## SHORT PROBLEM
Scan the entries below for the word "experiment". Copy each line that has it.

··· SUPPLIED RECORDS

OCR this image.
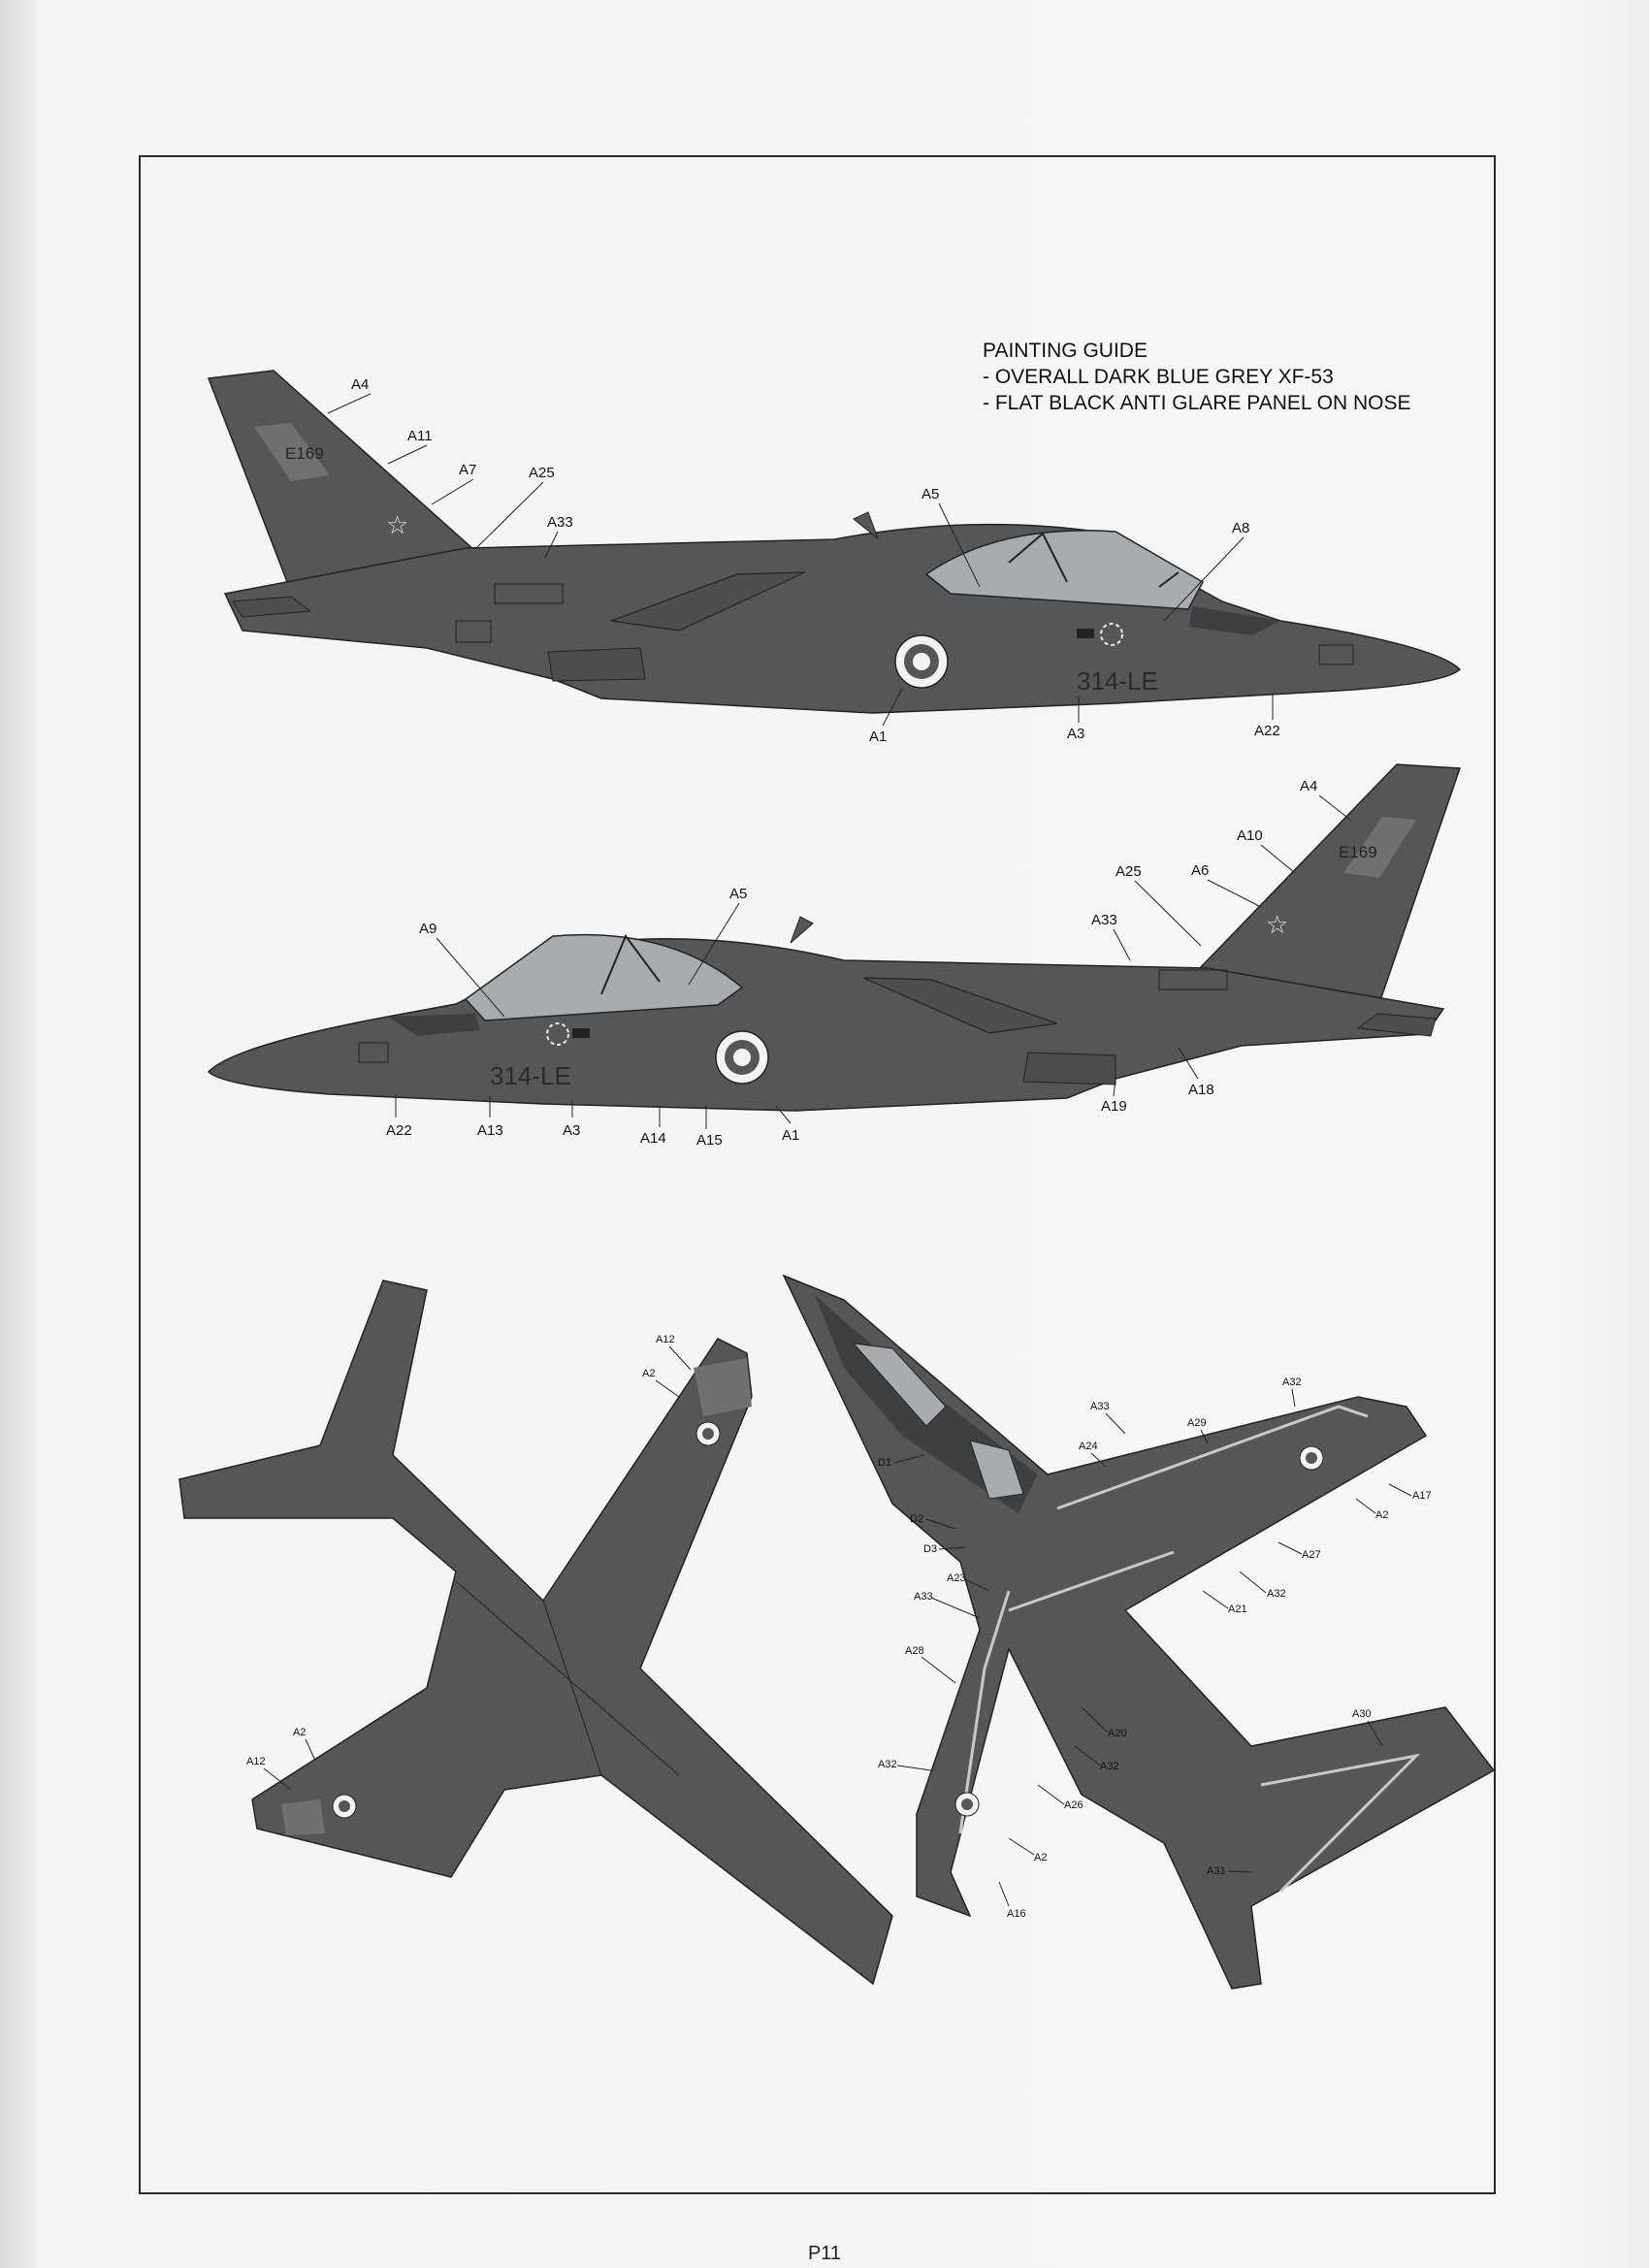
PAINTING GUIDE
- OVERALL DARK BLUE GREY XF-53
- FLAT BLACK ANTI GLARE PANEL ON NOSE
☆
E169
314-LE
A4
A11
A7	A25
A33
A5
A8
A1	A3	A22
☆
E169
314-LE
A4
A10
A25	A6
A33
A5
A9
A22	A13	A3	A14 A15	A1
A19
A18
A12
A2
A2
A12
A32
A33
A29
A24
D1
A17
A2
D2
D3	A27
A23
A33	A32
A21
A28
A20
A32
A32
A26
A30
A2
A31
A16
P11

······
··· SUPPLIED RECORDS

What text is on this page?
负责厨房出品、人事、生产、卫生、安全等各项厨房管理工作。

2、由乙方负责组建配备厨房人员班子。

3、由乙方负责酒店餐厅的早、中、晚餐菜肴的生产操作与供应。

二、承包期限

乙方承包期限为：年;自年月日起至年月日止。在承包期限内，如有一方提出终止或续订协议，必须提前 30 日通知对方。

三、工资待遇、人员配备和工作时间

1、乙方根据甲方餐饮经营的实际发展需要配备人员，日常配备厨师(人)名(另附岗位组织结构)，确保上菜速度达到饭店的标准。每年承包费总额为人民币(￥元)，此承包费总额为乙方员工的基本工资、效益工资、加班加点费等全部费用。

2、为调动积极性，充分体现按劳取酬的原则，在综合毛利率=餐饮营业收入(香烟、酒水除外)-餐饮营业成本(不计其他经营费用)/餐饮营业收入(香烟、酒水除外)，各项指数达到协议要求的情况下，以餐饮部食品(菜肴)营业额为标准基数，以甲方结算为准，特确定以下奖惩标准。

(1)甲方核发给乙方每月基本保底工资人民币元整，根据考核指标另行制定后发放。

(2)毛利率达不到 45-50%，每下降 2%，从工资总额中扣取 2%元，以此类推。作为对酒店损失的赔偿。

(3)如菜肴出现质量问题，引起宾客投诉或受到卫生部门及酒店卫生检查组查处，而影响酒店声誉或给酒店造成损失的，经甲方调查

······
··· SUPPLIED RECORDS

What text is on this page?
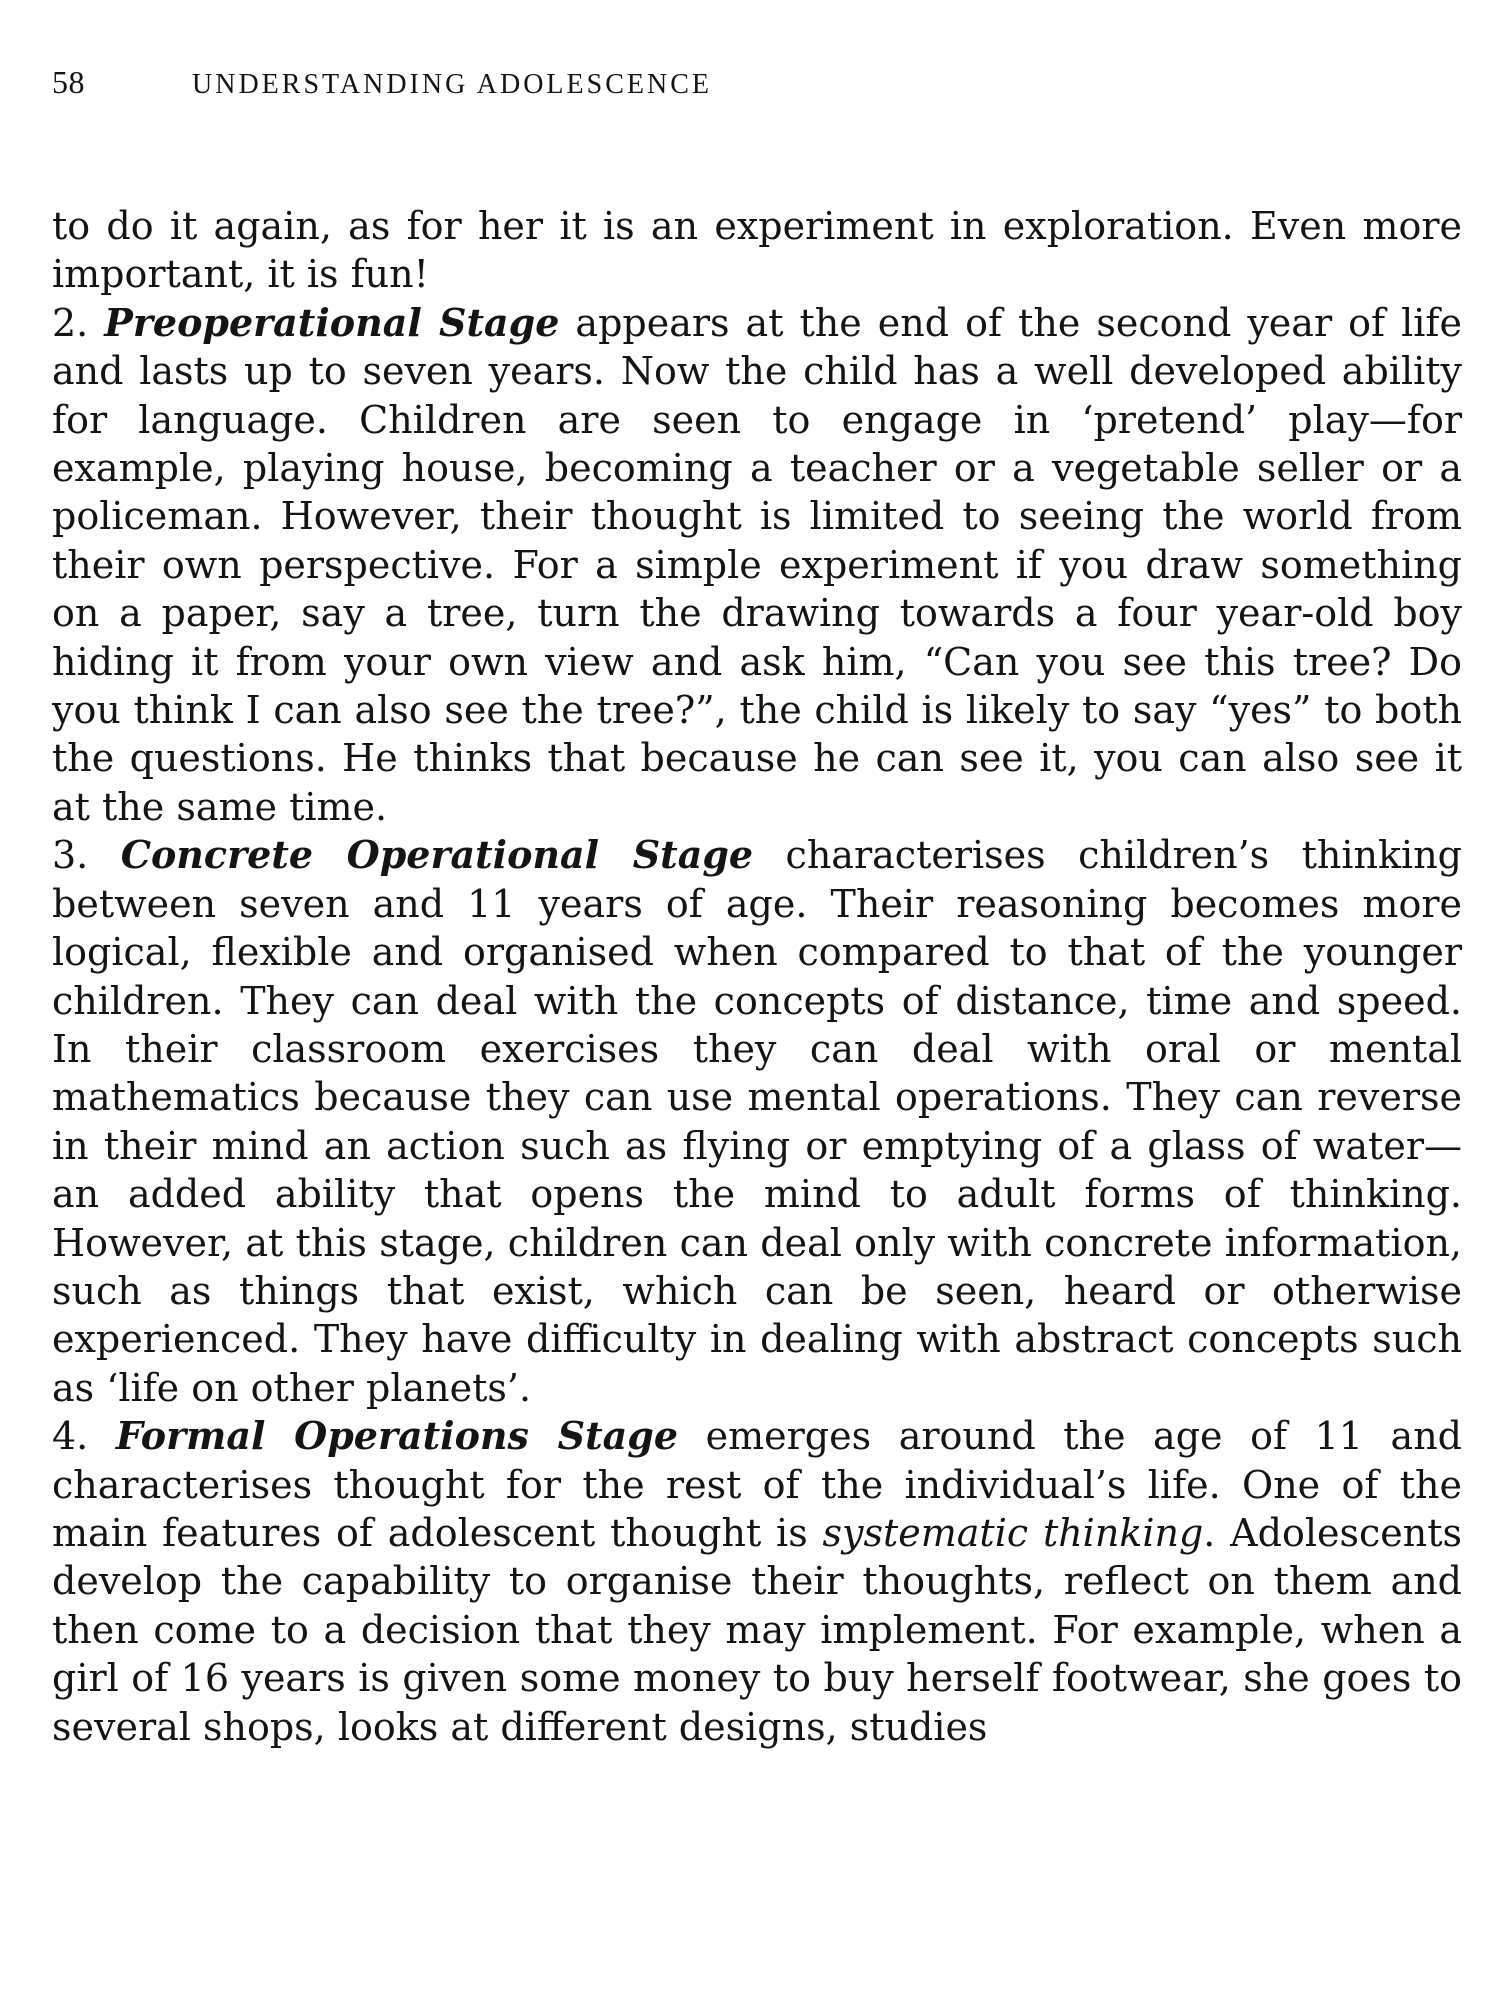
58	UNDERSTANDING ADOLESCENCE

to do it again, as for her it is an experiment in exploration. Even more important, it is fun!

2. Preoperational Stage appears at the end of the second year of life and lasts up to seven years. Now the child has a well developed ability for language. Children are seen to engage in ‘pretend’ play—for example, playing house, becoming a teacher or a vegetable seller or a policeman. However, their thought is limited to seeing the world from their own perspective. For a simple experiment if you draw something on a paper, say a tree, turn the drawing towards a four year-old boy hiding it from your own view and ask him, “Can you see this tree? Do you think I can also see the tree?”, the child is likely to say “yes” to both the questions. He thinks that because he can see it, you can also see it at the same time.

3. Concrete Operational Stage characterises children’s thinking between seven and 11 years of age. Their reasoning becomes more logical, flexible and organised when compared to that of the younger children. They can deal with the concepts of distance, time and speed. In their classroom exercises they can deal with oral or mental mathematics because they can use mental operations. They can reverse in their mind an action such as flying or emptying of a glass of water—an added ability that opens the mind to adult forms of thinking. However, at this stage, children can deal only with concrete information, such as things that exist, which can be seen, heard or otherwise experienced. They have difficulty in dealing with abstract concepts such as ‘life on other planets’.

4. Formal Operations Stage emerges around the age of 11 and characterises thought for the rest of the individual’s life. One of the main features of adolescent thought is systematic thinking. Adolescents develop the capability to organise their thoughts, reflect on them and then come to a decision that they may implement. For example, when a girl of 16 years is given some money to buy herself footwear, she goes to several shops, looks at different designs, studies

······

## RESULT OF THE TASK
to do it again, as for her it is an experiment in exploration. Even more important, it is fun!
2. Preoperational Stage appears at the end of the second year of life and lasts up to seven years. Now the child has a well developed ability for language. Children are seen to engage in ‘pretend’ play—for example, playing house, becoming a teacher or a vegetable seller or a policeman. However, their thought is limited to seeing the world from their own perspective. For a simple experiment if you draw something on a paper, say a tree, turn the drawing towards a four year-old boy hiding it from your own view and ask him, “Can you see this tree? Do you think I can also see the tree?”, the child is likely to say “yes” to both the questions. He thinks that because he can see it, you can also see it at the same time.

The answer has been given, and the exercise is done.